══ Data provided ══
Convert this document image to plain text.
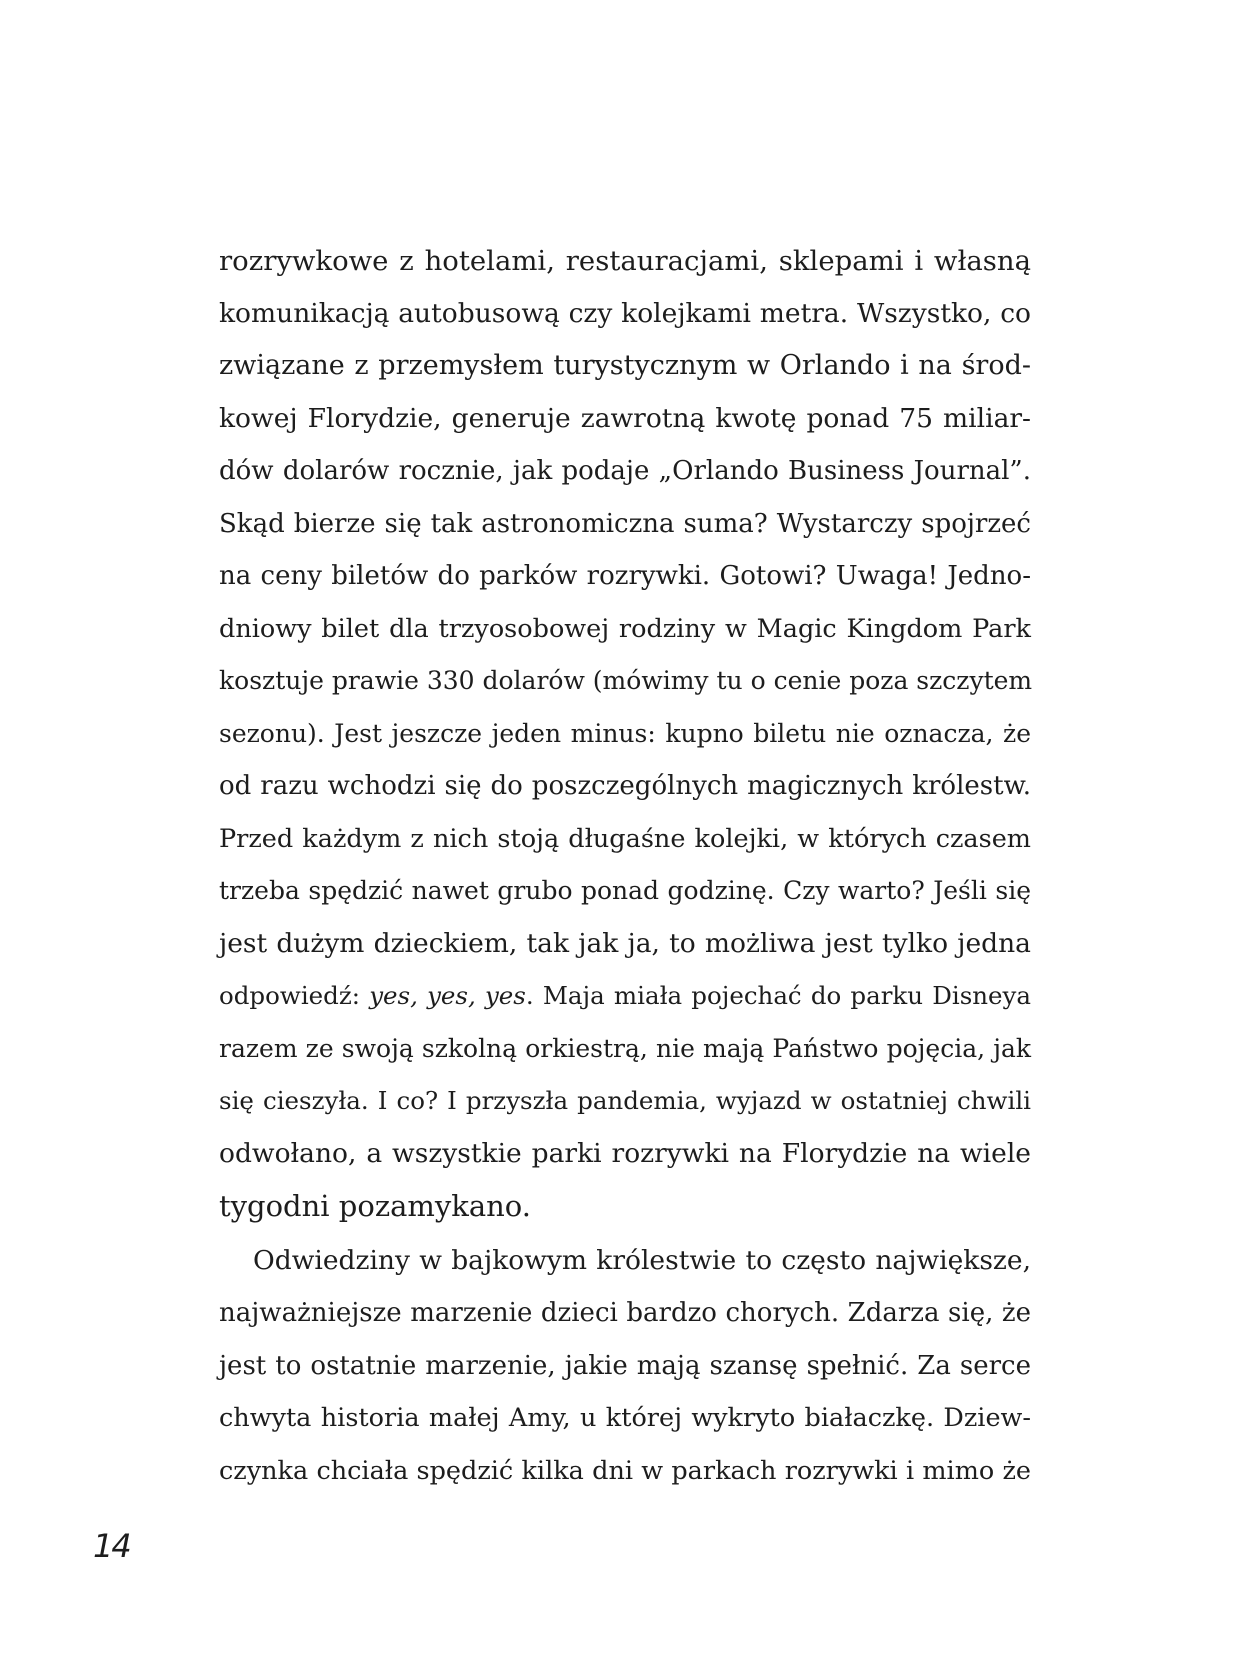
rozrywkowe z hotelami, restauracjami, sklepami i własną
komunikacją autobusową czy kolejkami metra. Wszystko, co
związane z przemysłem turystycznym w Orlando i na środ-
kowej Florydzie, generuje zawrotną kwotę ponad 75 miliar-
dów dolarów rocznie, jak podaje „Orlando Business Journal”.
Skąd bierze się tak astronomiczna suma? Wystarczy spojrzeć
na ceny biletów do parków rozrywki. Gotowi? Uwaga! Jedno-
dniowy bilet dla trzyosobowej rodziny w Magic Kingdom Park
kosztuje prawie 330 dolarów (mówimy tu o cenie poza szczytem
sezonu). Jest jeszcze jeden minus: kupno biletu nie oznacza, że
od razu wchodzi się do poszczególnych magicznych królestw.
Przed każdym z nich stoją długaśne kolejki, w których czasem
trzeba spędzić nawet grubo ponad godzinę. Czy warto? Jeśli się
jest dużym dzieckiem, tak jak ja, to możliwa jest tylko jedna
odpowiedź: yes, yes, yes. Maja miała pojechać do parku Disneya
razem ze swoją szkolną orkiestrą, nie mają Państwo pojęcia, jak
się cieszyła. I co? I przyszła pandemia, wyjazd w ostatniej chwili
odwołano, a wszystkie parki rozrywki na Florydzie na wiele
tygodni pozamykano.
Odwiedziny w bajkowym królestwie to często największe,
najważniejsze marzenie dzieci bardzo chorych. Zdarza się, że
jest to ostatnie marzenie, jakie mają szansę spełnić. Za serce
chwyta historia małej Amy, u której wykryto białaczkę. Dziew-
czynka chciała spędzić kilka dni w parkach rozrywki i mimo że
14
═══
══ Data provided ══
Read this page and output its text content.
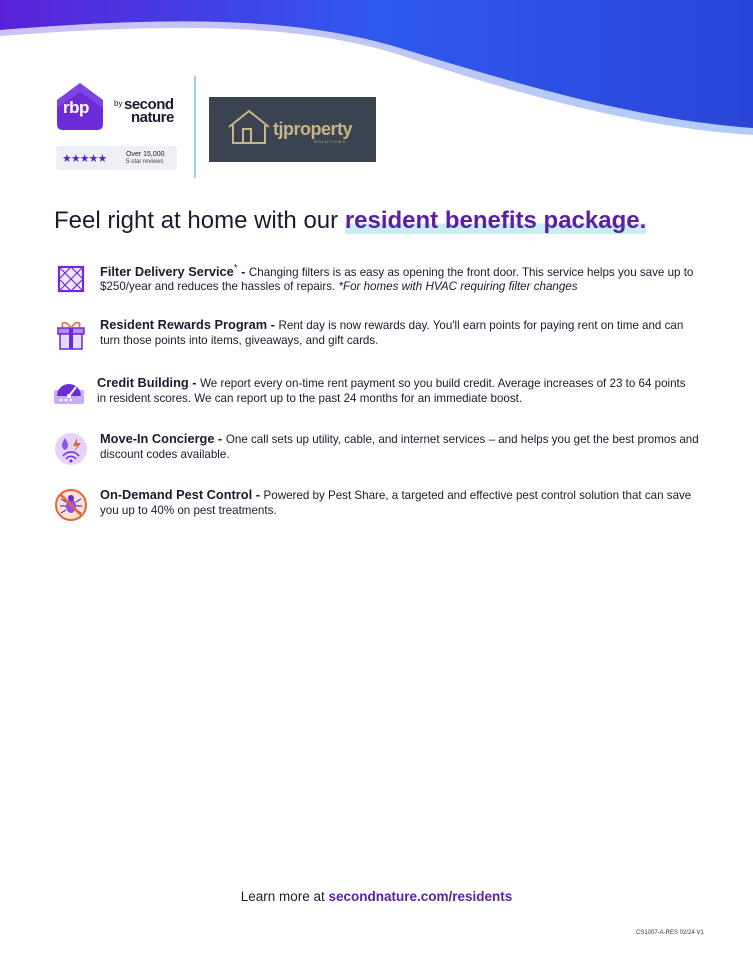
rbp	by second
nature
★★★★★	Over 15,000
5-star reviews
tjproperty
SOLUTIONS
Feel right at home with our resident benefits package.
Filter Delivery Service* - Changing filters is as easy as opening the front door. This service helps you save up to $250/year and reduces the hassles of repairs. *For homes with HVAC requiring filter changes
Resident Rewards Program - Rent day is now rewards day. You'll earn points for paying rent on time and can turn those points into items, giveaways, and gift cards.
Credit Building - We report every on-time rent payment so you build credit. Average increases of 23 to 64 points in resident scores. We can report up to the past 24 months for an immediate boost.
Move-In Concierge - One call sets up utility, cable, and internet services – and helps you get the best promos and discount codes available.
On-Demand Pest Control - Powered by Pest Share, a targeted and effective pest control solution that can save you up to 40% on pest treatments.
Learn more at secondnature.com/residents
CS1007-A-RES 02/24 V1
═══
● Task directions
Identify and copy lines that hold the string "spędzić".

● Task output
trzeba spędzić nawet grubo ponad godzinę. Czy warto? Jeśli się
czynka chciała spędzić kilka dni w parkach rozrywki i mimo że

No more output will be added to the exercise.